> [Records shown]
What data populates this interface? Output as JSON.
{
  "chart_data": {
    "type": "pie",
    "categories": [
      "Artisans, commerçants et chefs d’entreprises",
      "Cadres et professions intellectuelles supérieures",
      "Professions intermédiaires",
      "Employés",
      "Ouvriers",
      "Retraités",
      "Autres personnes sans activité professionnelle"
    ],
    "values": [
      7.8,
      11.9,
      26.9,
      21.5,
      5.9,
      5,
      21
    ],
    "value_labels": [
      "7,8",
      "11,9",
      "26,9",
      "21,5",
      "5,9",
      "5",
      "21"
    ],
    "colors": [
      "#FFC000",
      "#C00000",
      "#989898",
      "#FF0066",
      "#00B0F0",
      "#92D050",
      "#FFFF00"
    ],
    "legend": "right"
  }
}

> [Task description] Each entry is to be returned in full, character for character.

> [Solution for this exercise]
What data populates this interface? Output as JSON.
{
  "chart_data": {
    "type": "pie",
    "categories": [
      "Artisans, commerçants et chefs d’entreprises",
      "Cadres et professions intellectuelles supérieures",
      "Professions intermédiaires",
      "Employés",
      "Ouvriers",
      "Retraités",
      "Autres personnes sans activité professionnelle"
    ],
    "values": [
      7.8,
      11.9,
      26.9,
      21.5,
      5.9,
      5,
      21
    ],
    "value_labels": [
      "7,8",
      "11,9",
      "26,9",
      "21,5",
      "5,9",
      "5",
      "21"
    ],
    "colors": [
      "#FFC000",
      "#C00000",
      "#989898",
      "#FF0066",
      "#00B0F0",
      "#92D050",
      "#FFFF00"
    ],
    "legend": "right"
  }
}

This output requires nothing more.